Task details:
Copy out every line that contains "output".

====== Records to use ======

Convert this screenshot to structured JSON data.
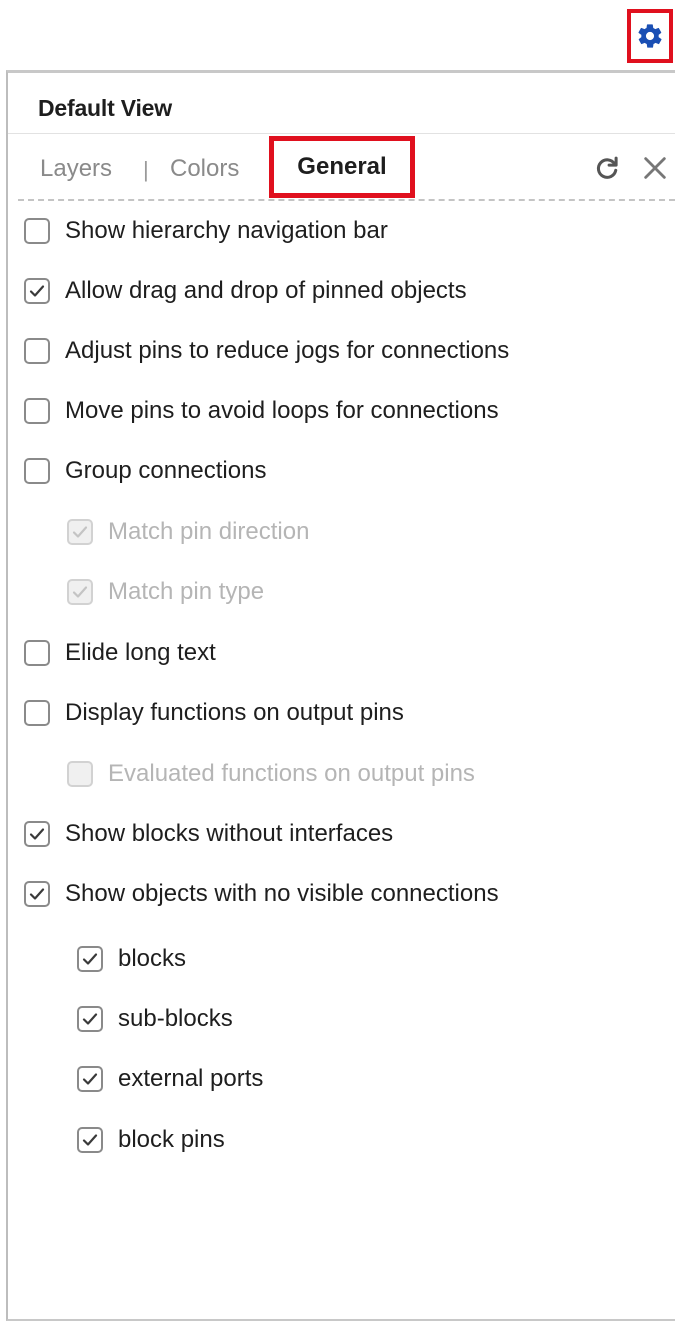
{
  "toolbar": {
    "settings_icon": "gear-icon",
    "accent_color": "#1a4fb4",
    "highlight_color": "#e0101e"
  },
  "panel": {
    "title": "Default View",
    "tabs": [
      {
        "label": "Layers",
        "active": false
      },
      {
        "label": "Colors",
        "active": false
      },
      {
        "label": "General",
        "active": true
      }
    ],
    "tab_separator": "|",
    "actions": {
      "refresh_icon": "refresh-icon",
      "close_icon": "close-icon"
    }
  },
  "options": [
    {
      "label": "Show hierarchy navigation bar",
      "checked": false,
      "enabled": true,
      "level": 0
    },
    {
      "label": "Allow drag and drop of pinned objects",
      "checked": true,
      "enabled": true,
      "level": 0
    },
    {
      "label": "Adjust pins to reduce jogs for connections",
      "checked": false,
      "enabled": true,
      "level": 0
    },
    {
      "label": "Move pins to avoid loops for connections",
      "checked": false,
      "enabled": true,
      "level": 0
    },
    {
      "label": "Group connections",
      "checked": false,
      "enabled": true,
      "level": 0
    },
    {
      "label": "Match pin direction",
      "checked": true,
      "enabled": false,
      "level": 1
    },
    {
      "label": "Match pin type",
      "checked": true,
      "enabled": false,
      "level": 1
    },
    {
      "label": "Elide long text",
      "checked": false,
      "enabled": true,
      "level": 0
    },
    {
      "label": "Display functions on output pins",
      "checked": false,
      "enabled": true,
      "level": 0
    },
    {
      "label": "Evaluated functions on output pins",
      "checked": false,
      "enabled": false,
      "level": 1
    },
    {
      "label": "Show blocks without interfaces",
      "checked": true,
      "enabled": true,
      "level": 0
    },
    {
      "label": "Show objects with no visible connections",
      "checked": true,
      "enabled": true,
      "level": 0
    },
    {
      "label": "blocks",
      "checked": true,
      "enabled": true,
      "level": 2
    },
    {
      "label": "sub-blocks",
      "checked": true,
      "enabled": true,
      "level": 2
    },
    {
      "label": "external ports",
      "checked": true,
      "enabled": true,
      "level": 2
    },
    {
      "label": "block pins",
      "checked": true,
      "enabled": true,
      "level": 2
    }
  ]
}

======

Exercise response:
      "label": "Display functions on output pins",
      "label": "Evaluated functions on output pins",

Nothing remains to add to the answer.